──────── DATASET EXTRACT ────────

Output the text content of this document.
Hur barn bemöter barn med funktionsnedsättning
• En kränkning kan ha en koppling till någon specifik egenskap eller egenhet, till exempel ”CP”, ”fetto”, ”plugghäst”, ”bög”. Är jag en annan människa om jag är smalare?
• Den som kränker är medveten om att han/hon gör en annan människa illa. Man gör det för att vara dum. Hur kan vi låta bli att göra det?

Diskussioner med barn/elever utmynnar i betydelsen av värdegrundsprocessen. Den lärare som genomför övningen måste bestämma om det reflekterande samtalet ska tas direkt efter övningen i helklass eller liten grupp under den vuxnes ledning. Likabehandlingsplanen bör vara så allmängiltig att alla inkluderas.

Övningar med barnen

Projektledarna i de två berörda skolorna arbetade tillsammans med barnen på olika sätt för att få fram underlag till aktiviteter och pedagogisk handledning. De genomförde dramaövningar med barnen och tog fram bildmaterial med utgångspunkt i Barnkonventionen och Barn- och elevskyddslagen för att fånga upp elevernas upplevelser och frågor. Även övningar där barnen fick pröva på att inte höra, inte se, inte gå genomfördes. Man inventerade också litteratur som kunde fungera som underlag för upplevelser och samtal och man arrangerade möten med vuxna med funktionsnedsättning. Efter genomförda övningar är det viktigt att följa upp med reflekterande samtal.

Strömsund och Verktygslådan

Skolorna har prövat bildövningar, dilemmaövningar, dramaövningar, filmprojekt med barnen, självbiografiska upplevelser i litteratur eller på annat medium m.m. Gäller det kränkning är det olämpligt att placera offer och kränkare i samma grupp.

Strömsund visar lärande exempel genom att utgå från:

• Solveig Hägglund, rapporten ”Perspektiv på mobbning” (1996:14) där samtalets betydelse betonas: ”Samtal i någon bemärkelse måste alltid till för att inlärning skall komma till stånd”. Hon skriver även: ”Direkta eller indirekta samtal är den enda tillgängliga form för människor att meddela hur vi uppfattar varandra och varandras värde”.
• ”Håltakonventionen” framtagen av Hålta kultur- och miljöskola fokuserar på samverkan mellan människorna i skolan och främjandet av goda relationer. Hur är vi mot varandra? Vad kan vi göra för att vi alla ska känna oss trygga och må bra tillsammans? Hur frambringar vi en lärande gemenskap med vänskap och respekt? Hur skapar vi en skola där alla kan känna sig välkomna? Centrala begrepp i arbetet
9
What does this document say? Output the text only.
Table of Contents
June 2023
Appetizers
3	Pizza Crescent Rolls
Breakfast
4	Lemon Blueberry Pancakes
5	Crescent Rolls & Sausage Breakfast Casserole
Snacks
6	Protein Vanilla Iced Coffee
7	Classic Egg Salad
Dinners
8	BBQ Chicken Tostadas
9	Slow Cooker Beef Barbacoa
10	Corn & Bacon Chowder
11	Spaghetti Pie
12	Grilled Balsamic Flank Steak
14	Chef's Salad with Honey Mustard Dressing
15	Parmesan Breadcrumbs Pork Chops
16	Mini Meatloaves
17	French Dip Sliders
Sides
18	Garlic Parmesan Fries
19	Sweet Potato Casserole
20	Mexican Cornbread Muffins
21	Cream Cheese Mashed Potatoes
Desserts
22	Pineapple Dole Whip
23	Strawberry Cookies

────────

* WORK ORDER *
If a line in the entries holds the string "göra", it belongs in the tally; state the tally alone.

* OUTPUT FOR THIS EXERCISE *
2